Passage for review

The Lexington History Center once housed several independent history museums in downtown Lexington, Kentucky. It was located in the former Fayette County Courthouse until 2012 when the city closed the building for renovation. Prior to the closing of the building, the Isaac Scott Hathaway Museum moved to a new location on Georgetown Street. The building has since been renovated into a multi-use commercial, tourist, office and event center.

== Museums ==

The building was opened as a museum center in October 2003 under a Memorandum of Understanding between the Lexington-Fayette Urban-County Government (Lexington, Ky.) and the Commonwealth of Kentucky that stipulated the municipal government would spend a "minimum $1,000,000" to renovate the Old Fayette County Courthouse as the Lexington History Museum—an amount that was never fulfilled. After evicting the Museums (see below) from the building, the city has committed to spending $30 million to renovate the building for commercial space.

Material supplied
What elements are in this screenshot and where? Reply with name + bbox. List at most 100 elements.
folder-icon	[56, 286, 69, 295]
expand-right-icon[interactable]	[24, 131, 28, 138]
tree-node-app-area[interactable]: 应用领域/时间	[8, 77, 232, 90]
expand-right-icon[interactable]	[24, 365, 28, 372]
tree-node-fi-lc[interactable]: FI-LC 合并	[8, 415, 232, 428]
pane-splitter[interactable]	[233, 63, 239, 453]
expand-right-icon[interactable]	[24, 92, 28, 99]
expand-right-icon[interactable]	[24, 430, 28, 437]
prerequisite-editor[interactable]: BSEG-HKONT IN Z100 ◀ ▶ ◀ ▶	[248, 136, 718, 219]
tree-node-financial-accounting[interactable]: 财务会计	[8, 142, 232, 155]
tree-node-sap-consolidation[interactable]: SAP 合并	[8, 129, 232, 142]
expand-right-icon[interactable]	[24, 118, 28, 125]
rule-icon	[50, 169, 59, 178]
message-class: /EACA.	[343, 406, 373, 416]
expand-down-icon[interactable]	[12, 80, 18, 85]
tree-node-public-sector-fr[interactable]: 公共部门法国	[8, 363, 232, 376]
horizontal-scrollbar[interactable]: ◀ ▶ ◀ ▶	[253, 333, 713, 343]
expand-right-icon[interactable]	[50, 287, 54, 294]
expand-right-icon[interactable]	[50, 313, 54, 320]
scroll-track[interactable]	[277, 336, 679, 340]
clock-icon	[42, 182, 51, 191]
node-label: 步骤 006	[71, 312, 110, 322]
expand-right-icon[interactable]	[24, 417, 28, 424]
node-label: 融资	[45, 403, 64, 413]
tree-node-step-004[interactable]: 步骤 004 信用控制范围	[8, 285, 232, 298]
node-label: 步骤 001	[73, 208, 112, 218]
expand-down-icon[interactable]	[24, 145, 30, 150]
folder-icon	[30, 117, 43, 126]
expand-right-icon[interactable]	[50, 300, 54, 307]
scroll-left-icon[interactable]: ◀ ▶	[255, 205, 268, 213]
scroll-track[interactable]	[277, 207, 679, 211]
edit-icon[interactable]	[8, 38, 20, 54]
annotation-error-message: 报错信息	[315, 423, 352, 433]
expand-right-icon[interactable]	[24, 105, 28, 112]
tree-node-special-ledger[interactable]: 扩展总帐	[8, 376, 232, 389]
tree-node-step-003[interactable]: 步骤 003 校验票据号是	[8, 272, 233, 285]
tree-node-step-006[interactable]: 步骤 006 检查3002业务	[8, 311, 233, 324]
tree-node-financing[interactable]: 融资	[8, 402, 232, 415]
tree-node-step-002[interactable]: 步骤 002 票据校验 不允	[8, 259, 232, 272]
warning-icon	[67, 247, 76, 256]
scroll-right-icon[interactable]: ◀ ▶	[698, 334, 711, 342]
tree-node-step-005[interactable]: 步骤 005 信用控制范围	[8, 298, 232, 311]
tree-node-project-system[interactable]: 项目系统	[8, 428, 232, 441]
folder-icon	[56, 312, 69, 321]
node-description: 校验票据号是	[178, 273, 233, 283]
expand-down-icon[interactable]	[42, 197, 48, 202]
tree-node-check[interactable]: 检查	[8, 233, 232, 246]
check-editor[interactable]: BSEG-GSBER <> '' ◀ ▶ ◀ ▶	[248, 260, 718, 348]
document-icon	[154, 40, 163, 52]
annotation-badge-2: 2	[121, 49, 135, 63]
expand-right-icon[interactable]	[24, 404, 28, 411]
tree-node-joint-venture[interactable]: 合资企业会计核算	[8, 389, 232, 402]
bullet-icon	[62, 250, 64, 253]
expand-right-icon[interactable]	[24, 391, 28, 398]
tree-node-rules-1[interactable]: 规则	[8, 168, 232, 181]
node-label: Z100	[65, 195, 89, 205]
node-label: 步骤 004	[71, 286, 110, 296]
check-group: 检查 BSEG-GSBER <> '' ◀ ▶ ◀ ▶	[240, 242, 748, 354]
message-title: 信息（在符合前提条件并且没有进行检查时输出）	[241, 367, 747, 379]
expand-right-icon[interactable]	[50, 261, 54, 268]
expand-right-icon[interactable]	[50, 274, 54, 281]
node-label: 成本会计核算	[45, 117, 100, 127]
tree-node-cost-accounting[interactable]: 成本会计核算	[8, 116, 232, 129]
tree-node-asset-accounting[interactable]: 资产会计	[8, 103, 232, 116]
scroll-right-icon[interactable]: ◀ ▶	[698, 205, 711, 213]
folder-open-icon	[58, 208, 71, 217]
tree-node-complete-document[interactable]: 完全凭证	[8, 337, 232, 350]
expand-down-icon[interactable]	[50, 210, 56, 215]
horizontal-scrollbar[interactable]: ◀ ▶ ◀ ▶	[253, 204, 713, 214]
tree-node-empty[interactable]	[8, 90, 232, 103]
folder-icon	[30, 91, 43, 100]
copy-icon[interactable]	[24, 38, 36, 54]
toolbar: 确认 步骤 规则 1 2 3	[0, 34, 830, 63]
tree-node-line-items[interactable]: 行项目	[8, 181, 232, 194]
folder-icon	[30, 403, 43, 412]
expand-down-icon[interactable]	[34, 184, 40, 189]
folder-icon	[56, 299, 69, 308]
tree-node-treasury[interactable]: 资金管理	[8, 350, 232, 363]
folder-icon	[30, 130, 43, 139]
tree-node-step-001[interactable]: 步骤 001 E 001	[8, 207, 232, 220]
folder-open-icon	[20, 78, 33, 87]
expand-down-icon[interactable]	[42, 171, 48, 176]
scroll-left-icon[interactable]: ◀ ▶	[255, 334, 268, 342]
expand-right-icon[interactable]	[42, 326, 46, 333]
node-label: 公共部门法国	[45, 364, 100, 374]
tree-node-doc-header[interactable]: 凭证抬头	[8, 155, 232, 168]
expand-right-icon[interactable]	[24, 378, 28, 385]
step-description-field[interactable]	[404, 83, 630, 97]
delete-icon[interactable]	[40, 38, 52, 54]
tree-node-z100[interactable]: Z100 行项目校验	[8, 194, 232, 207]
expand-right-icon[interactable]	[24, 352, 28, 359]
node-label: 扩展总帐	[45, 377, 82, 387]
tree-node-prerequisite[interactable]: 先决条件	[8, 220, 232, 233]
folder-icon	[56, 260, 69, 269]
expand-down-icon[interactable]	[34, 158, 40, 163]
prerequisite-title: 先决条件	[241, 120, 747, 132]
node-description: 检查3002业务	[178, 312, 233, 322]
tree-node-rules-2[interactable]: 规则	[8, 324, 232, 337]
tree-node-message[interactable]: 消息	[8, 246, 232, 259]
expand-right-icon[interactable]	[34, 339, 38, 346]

Complete the following
1) What uses does the Lexington History Center passage say the renovated building now serves? List every one.
2) How would you render this sentence from the Lexington History Center passage in Spanish: "Prior to the closing of the building, the Isaac Scott Hathaway Museum moved to a new location on Georgetown Street."
3) Resume the Lexington History Center passage, picking up right after its final sentence.

Results
1) commercial, tourist, office, event

2) Antes del cierre del edificio, el Museo Isaac Scott Hathaway se trasladó a una nueva ubicación en Georgetown Street.

3)
The Lexington History Center was formerly host to several museums:

- The Lexington History Museum showcases numerous exhibits regarding Lexington's history, and offers programs tailored to all ages. Following the closure of the history center, the Lexington History Museum utilized empty spaces in downtown and created pocket museums to house its exhibits. The Lexington History Museum reopened to the public on August 26, 2023, at 210 North Broadway in the auditorium of the historic Thomas Hunt Morgan House.  This reopening allows the museum to welcome visitors back to the beginning of a reimagined museum.
- The Lexington Public Safety Museum opened on November 20, 2004. The museum features exhibits that explore the history of Lexington's police, fire and corrections and those that gave the ultimate sacrifice and became Fallen Heroes. The Public Safety Museum has not reopened in a new location.
- The Kentucky Renaissance Pharmacy Museum is dedicated to the early history of Bluegrass region pharmacies. It has reopened in Frankfort.
- The Isaac Scott Hathaway Museum, focusing on local African American history.